## Items from a data source:

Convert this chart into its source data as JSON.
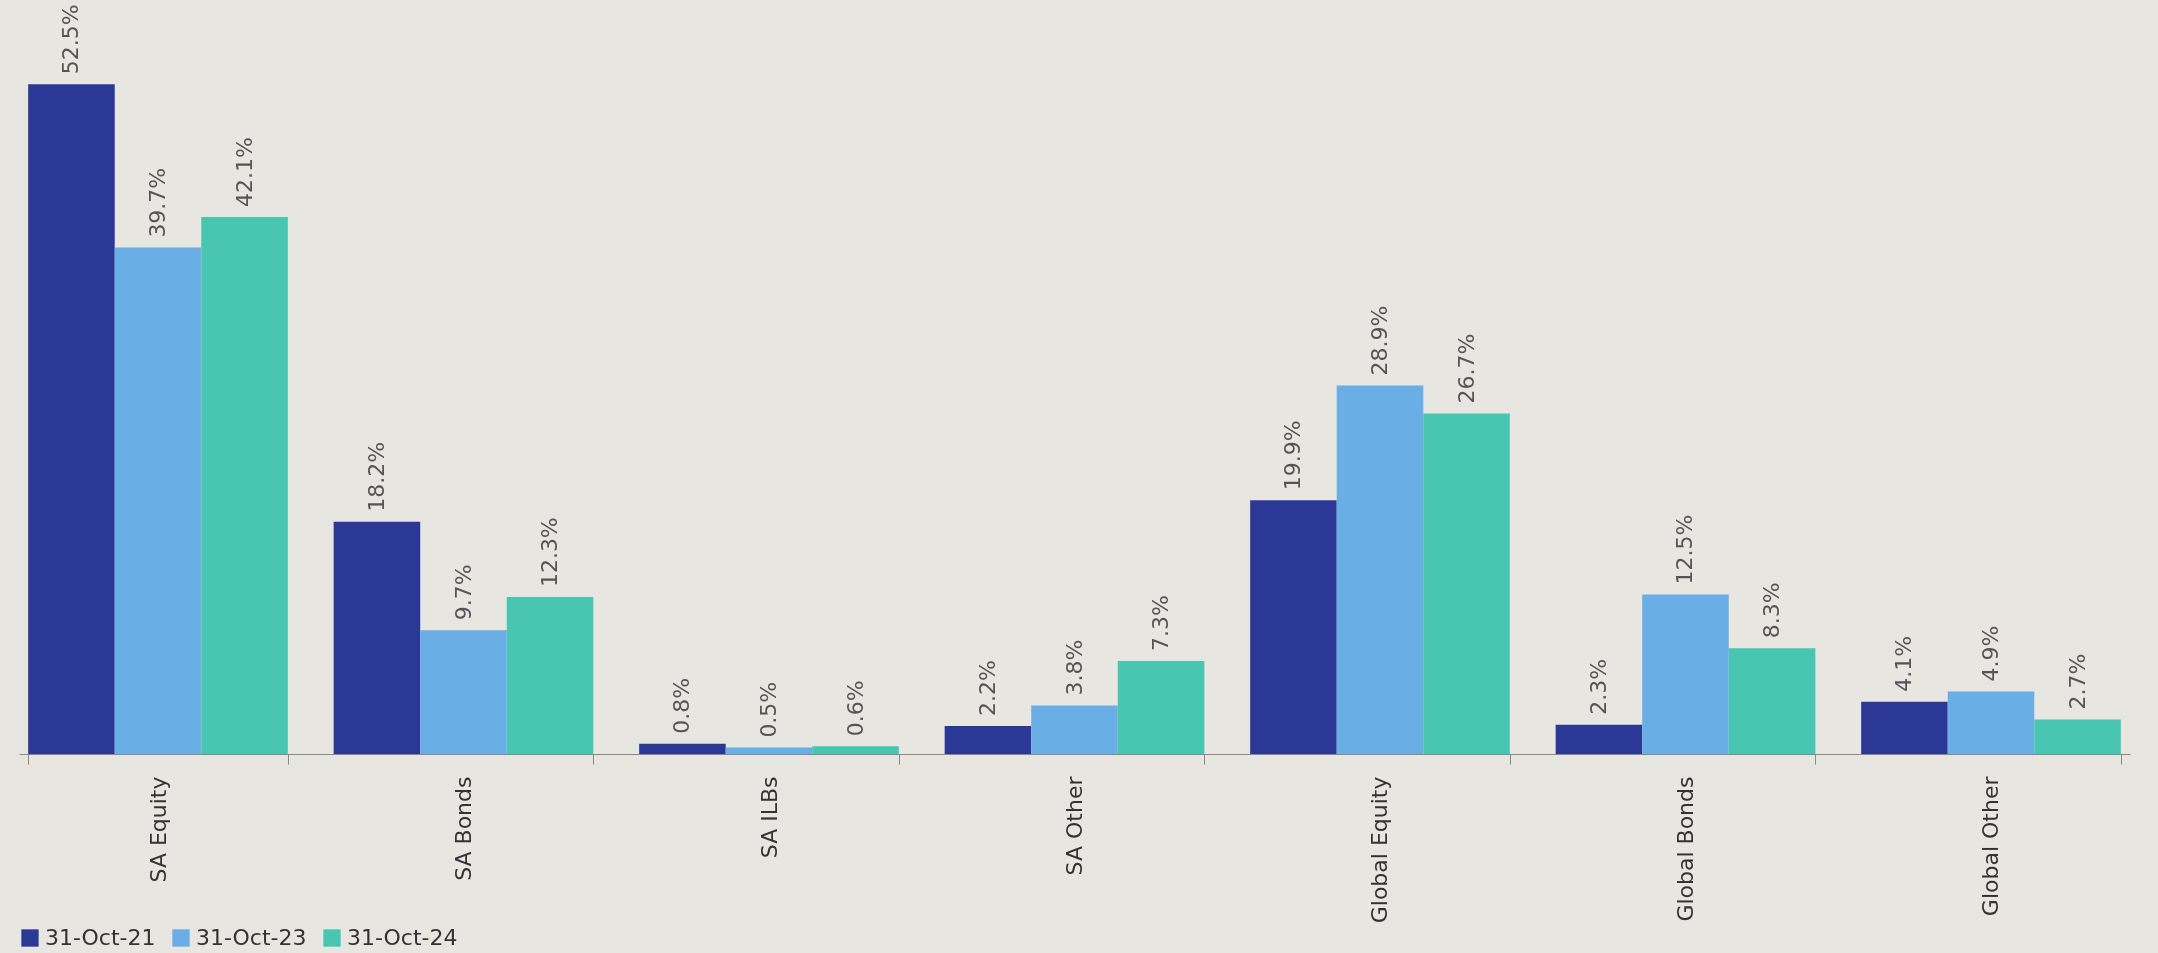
{
  "chart_data": {
    "type": "bar",
    "categories": [
      "SA Equity",
      "SA Bonds",
      "SA ILBs",
      "SA Other",
      "Global Equity",
      "Global Bonds",
      "Global Other"
    ],
    "series": [
      {
        "name": "31-Oct-21",
        "color": "#2b3896",
        "values": [
          52.5,
          18.2,
          0.8,
          2.2,
          19.9,
          2.3,
          4.1
        ],
        "value_labels": [
          "52.5%",
          "18.2%",
          "0.8%",
          "2.2%",
          "19.9%",
          "2.3%",
          "4.1%"
        ]
      },
      {
        "name": "31-Oct-23",
        "color": "#6aaee6",
        "values": [
          39.7,
          9.7,
          0.5,
          3.8,
          28.9,
          12.5,
          4.9
        ],
        "value_labels": [
          "39.7%",
          "9.7%",
          "0.5%",
          "3.8%",
          "28.9%",
          "12.5%",
          "4.9%"
        ]
      },
      {
        "name": "31-Oct-24",
        "color": "#48c6b2",
        "values": [
          42.1,
          12.3,
          0.6,
          7.3,
          26.7,
          8.3,
          2.7
        ],
        "value_labels": [
          "42.1%",
          "12.3%",
          "0.6%",
          "7.3%",
          "26.7%",
          "8.3%",
          "2.7%"
        ]
      }
    ],
    "legend": "bottom",
    "grid": false
  }
}
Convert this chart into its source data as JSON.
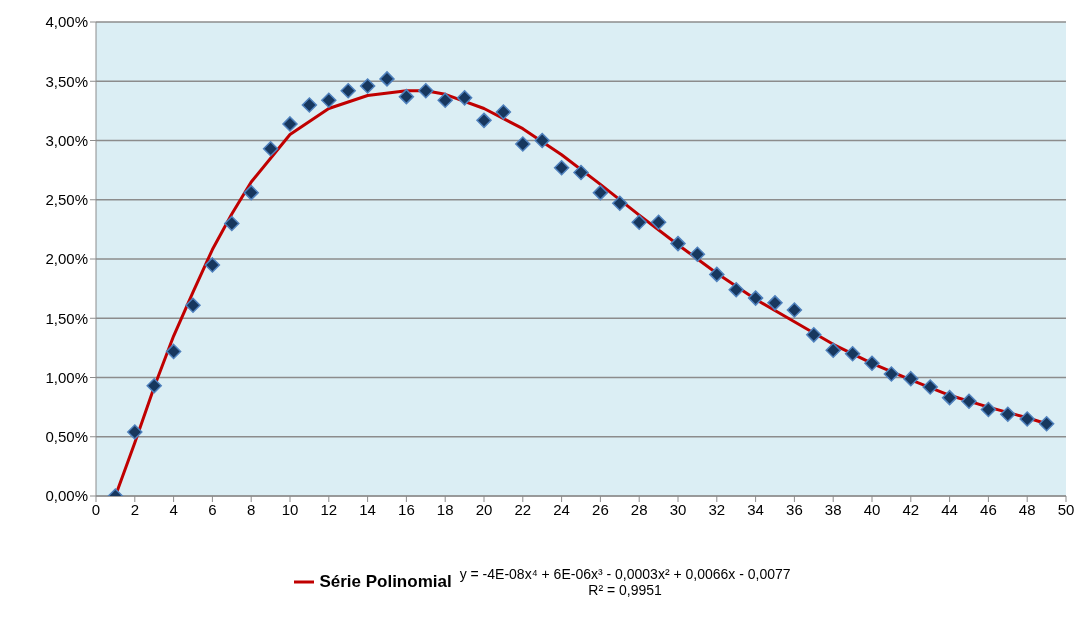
{
  "chart_data": {
    "type": "scatter",
    "xlim": [
      0,
      50
    ],
    "xticks": [
      0,
      2,
      4,
      6,
      8,
      10,
      12,
      14,
      16,
      18,
      20,
      22,
      24,
      26,
      28,
      30,
      32,
      34,
      36,
      38,
      40,
      42,
      44,
      46,
      48,
      50
    ],
    "ylim": [
      0,
      4
    ],
    "yticks": [
      {
        "value": 0,
        "label": "0,00%"
      },
      {
        "value": 0.5,
        "label": "0,50%"
      },
      {
        "value": 1,
        "label": "1,00%"
      },
      {
        "value": 1.5,
        "label": "1,50%"
      },
      {
        "value": 2,
        "label": "2,00%"
      },
      {
        "value": 2.5,
        "label": "2,50%"
      },
      {
        "value": 3,
        "label": "3,00%"
      },
      {
        "value": 3.5,
        "label": "3,50%"
      },
      {
        "value": 4,
        "label": "4,00%"
      }
    ],
    "grid": "y",
    "legend": "bottom",
    "series": [
      {
        "marker": "diamond",
        "color": "#17375e",
        "x": [
          1,
          2,
          3,
          4,
          5,
          6,
          7,
          8,
          9,
          10,
          11,
          12,
          13,
          14,
          15,
          16,
          17,
          18,
          19,
          20,
          21,
          22,
          23,
          24,
          25,
          26,
          27,
          28,
          29,
          30,
          31,
          32,
          33,
          34,
          35,
          36,
          37,
          38,
          39,
          40,
          41,
          42,
          43,
          44,
          45,
          46,
          47,
          48,
          49
        ],
        "values": [
          0,
          0.54,
          0.93,
          1.22,
          1.61,
          1.95,
          2.3,
          2.56,
          2.93,
          3.14,
          3.3,
          3.34,
          3.42,
          3.46,
          3.52,
          3.37,
          3.42,
          3.34,
          3.36,
          3.17,
          3.24,
          2.97,
          3.0,
          2.77,
          2.73,
          2.56,
          2.47,
          2.31,
          2.31,
          2.13,
          2.04,
          1.87,
          1.74,
          1.67,
          1.63,
          1.57,
          1.36,
          1.23,
          1.2,
          1.12,
          1.03,
          0.99,
          0.92,
          0.83,
          0.8,
          0.73,
          0.69,
          0.65,
          0.61
        ]
      },
      {
        "type": "line",
        "name": "Série Polinomial",
        "marker": "none",
        "line_style": "solid",
        "color": "#c00000",
        "x": [
          1,
          2,
          3,
          4,
          5,
          6,
          7,
          8,
          10,
          12,
          14,
          16,
          17,
          18,
          20,
          22,
          24,
          26,
          28,
          30,
          32,
          34,
          36,
          38,
          40,
          42,
          44,
          46,
          48,
          49
        ],
        "values": [
          0,
          0.45,
          0.92,
          1.35,
          1.72,
          2.08,
          2.38,
          2.65,
          3.05,
          3.27,
          3.38,
          3.42,
          3.42,
          3.39,
          3.27,
          3.1,
          2.88,
          2.63,
          2.37,
          2.12,
          1.88,
          1.66,
          1.47,
          1.28,
          1.12,
          0.98,
          0.85,
          0.75,
          0.66,
          0.61
        ]
      }
    ],
    "annotations": [
      "y = -4E-08x⁴ + 6E-06x³ - 0,0003x² + 0,0066x - 0,0077",
      "R² = 0,9951"
    ]
  }
}
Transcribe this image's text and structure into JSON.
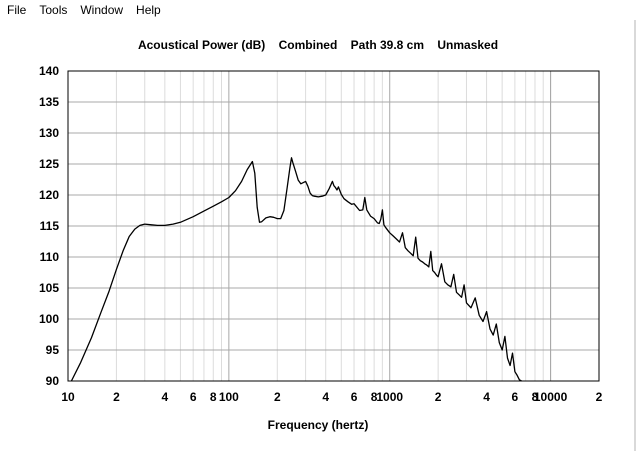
{
  "menu": {
    "items": [
      "File",
      "Tools",
      "Window",
      "Help"
    ]
  },
  "chart_data": {
    "type": "line",
    "title": "Acoustical Power (dB)    Combined    Path 39.8 cm    Unmasked",
    "xlabel": "Frequency (hertz)",
    "ylabel": "",
    "x_scale": "log",
    "xlim": [
      10,
      20000
    ],
    "ylim": [
      90,
      140
    ],
    "yticks": [
      90,
      95,
      100,
      105,
      110,
      115,
      120,
      125,
      130,
      135,
      140
    ],
    "yticklabels": [
      "90",
      "95",
      "100",
      "105",
      "110",
      "115",
      "120",
      "125",
      "130",
      "135",
      "140"
    ],
    "xticks": [
      10,
      20,
      40,
      60,
      80,
      100,
      200,
      400,
      600,
      800,
      1000,
      2000,
      4000,
      6000,
      8000,
      10000,
      20000
    ],
    "xticklabels": [
      "10",
      "2",
      "4",
      "6",
      "8",
      "100",
      "2",
      "4",
      "6",
      "8",
      "1000",
      "2",
      "4",
      "6",
      "8",
      "10000",
      "2"
    ],
    "grid": true,
    "line_color": "#000000",
    "series": [
      {
        "x": [
          10.5,
          12,
          14,
          16,
          18,
          20,
          22,
          24,
          26,
          28,
          30,
          33,
          36,
          40,
          45,
          50,
          60,
          70,
          80,
          90,
          100,
          110,
          120,
          130,
          140,
          145,
          150,
          155,
          160,
          170,
          180,
          190,
          200,
          210,
          220,
          230,
          240,
          245,
          250,
          260,
          270,
          280,
          300,
          310,
          320,
          330,
          340,
          360,
          380,
          400,
          420,
          440,
          450,
          460,
          470,
          480,
          500,
          520,
          550,
          580,
          600,
          650,
          680,
          700,
          720,
          760,
          800,
          840,
          860,
          880,
          900,
          920,
          940,
          1000,
          1050,
          1100,
          1150,
          1200,
          1250,
          1300,
          1350,
          1400,
          1450,
          1500,
          1550,
          1600,
          1650,
          1700,
          1750,
          1800,
          1850,
          1900,
          1950,
          2000,
          2100,
          2200,
          2300,
          2400,
          2500,
          2600,
          2700,
          2800,
          2900,
          3000,
          3200,
          3400,
          3600,
          3800,
          4000,
          4200,
          4400,
          4600,
          4800,
          5000,
          5200,
          5400,
          5600,
          5800,
          6000,
          6200,
          6400,
          6600
        ],
        "y": [
          90,
          93,
          97,
          101,
          104.5,
          108,
          111,
          113.3,
          114.5,
          115.1,
          115.3,
          115.2,
          115.1,
          115.1,
          115.3,
          115.6,
          116.5,
          117.4,
          118.2,
          118.9,
          119.6,
          120.7,
          122.2,
          124.1,
          125.4,
          123.5,
          118,
          115.6,
          115.7,
          116.3,
          116.5,
          116.4,
          116.2,
          116.2,
          117.5,
          121,
          124.5,
          126,
          125.2,
          123.8,
          122.4,
          121.8,
          122.2,
          121.4,
          120.3,
          119.9,
          119.8,
          119.7,
          119.8,
          120,
          121,
          122.2,
          121.5,
          121.2,
          120.8,
          121.3,
          120.1,
          119.4,
          118.9,
          118.5,
          118.6,
          117.5,
          117.6,
          119.6,
          117.6,
          116.6,
          116.2,
          115.5,
          115.4,
          116.1,
          117.6,
          115.2,
          114.8,
          113.9,
          113.4,
          112.9,
          112.4,
          113.9,
          111.5,
          111,
          110.6,
          110.2,
          113.2,
          109.8,
          109.4,
          109.2,
          108.9,
          108.7,
          108.4,
          110.9,
          107.8,
          107.5,
          107.1,
          106.8,
          108.9,
          106,
          105.5,
          105.2,
          107.2,
          104.3,
          103.9,
          103.5,
          105.5,
          102.6,
          101.8,
          103.4,
          100.6,
          99.6,
          101.2,
          98.4,
          97.4,
          99.2,
          96.2,
          95,
          97.2,
          93.7,
          92.5,
          94.5,
          91.5,
          90.9,
          90.2,
          90
        ]
      }
    ]
  }
}
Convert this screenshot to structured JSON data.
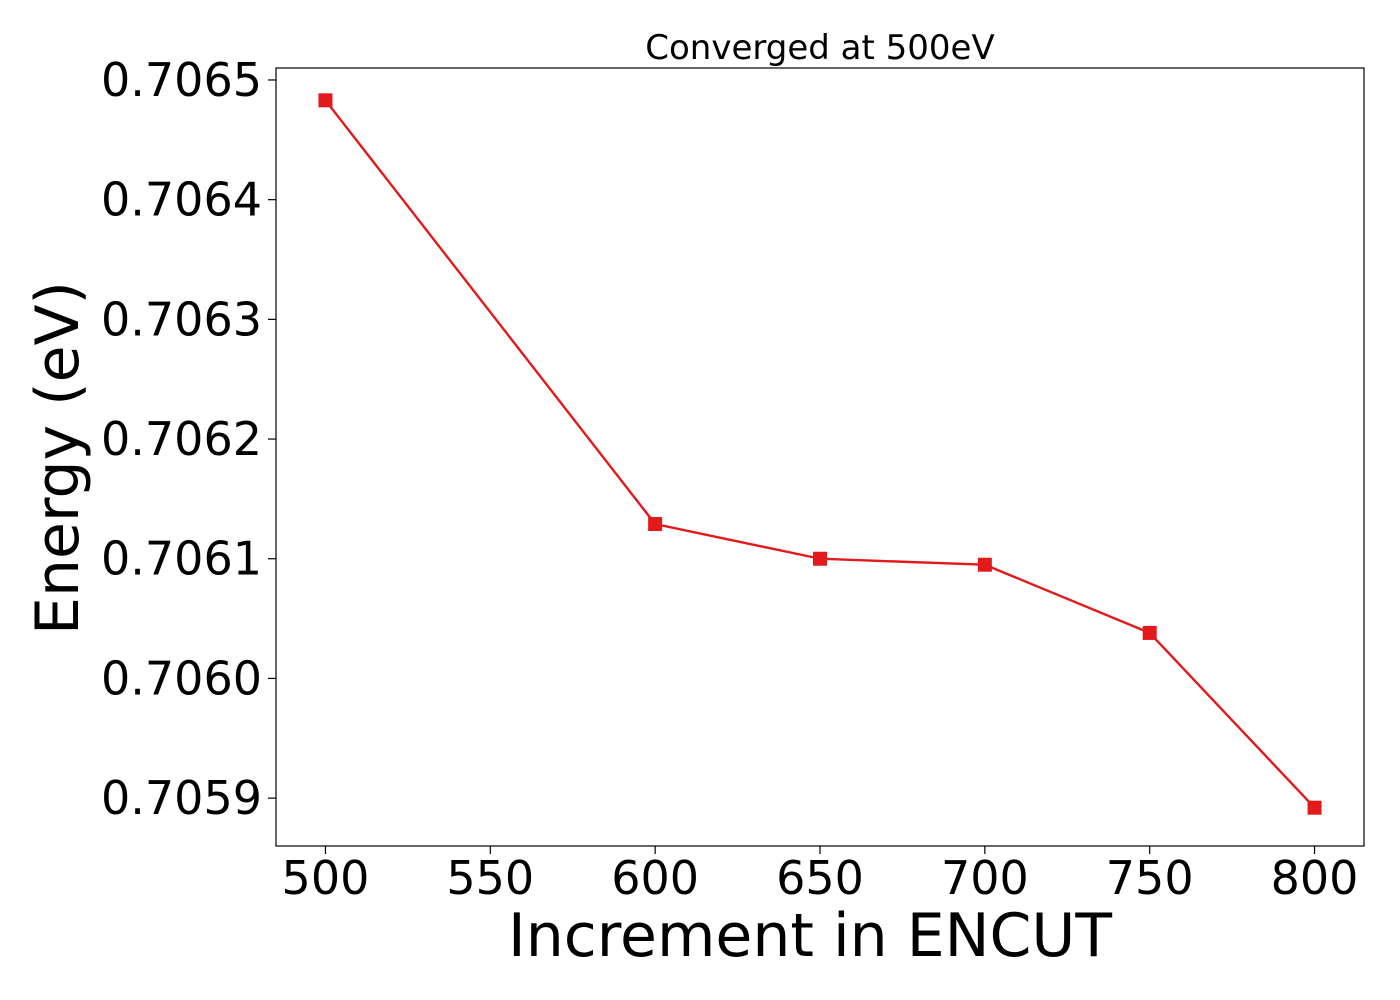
{
  "chart_data": {
    "type": "line",
    "title": "Converged at 500eV",
    "xlabel": "Increment in ENCUT",
    "ylabel": "Energy (eV)",
    "xlim": [
      485,
      815
    ],
    "ylim": [
      0.70586,
      0.70651
    ],
    "xticks": [
      500,
      550,
      600,
      650,
      700,
      750,
      800
    ],
    "xtick_labels": [
      "500",
      "550",
      "600",
      "650",
      "700",
      "750",
      "800"
    ],
    "yticks": [
      0.7059,
      0.706,
      0.7061,
      0.7062,
      0.7063,
      0.7064,
      0.7065
    ],
    "ytick_labels": [
      "0.7059",
      "0.7060",
      "0.7061",
      "0.7062",
      "0.7063",
      "0.7064",
      "0.7065"
    ],
    "grid": false,
    "series": [
      {
        "color": "#e31a1c",
        "marker": "square",
        "x": [
          500,
          600,
          650,
          700,
          750,
          800
        ],
        "y": [
          0.706483,
          0.706129,
          0.7061,
          0.706095,
          0.706038,
          0.705892
        ]
      }
    ]
  }
}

## WORK INSTRUCTIONS:
What is the number of lines in the data that hold the string "Global"? Answer with the number only.

## RESPONSE:
3